■ **WHAT YOU ARE ASKED TO DO**: Would you quote every entry exactly, dropping only the pictures?

■ **ENTRIES**:
Begin
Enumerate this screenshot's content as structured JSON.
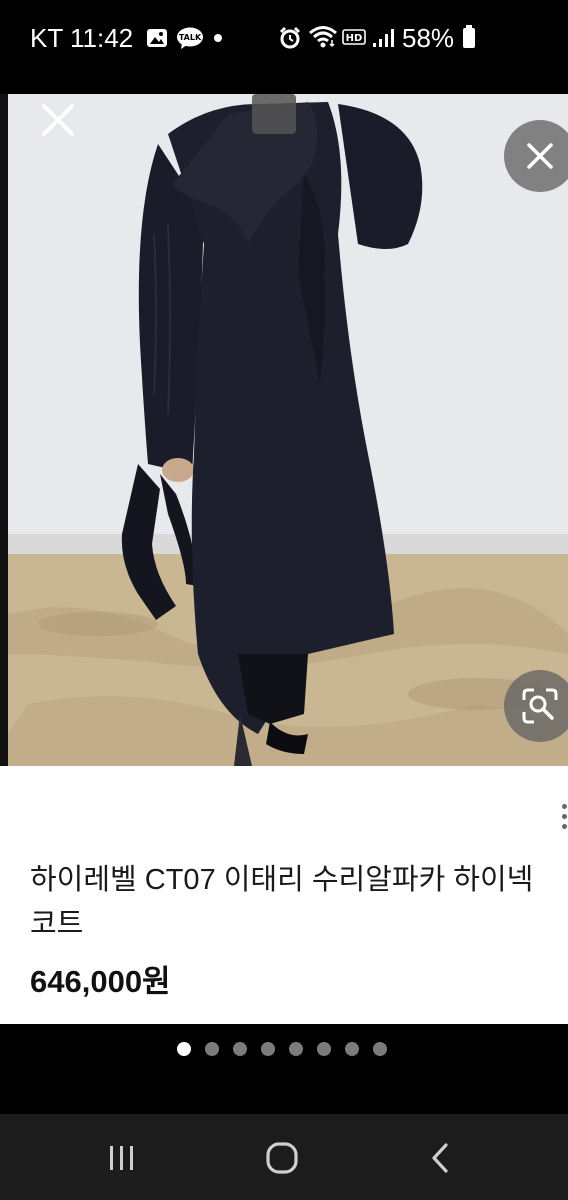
{
  "status_bar": {
    "carrier_time": "KT 11:42",
    "battery_percent": "58%",
    "icons": [
      "gallery-icon",
      "kakaotalk-icon",
      "alarm-icon",
      "wifi-icon",
      "hd-voice-icon",
      "signal-icon",
      "battery-icon"
    ],
    "talk_badge": "TALK",
    "hd_badge": "HD"
  },
  "viewer": {
    "close_icon": "close-icon",
    "close_circle_icon": "close-icon",
    "lens_icon": "visual-search-icon"
  },
  "product": {
    "title": "하이레벨 CT07 이태리 수리알파카 하이넥 코트",
    "price": "646,000원",
    "more_icon": "more-vertical-icon"
  },
  "pagination": {
    "total": 8,
    "active_index": 0
  },
  "nav_bar": {
    "icons": [
      "recent-apps-icon",
      "home-icon",
      "back-icon"
    ]
  },
  "colors": {
    "wall": "#e9eaee",
    "floor": "#c8b591",
    "coat": "#1b1d2a",
    "status_bg": "#000000",
    "nav_bg": "#1c1c1c"
  }
}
End
■ **COMPLETE RESPONSE**:
Enumerate this screenshot's content as structured JSON.
{
  "status_bar": {
    "carrier_time": "KT 11:42",
    "battery_percent": "58%",
    "icons": [
      "gallery-icon",
      "kakaotalk-icon",
      "alarm-icon",
      "wifi-icon",
      "hd-voice-icon",
      "signal-icon",
      "battery-icon"
    ],
    "talk_badge": "TALK",
    "hd_badge": "HD"
  },
  "viewer": {
    "close_icon": "close-icon",
    "close_circle_icon": "close-icon",
    "lens_icon": "visual-search-icon"
  },
  "product": {
    "title": "하이레벨 CT07 이태리 수리알파카 하이넥 코트",
    "price": "646,000원",
    "more_icon": "more-vertical-icon"
  },
  "pagination": {
    "total": 8,
    "active_index": 0
  },
  "nav_bar": {
    "icons": [
      "recent-apps-icon",
      "home-icon",
      "back-icon"
    ]
  },
  "colors": {
    "wall": "#e9eaee",
    "floor": "#c8b591",
    "coat": "#1b1d2a",
    "status_bg": "#000000",
    "nav_bg": "#1c1c1c"
  }
}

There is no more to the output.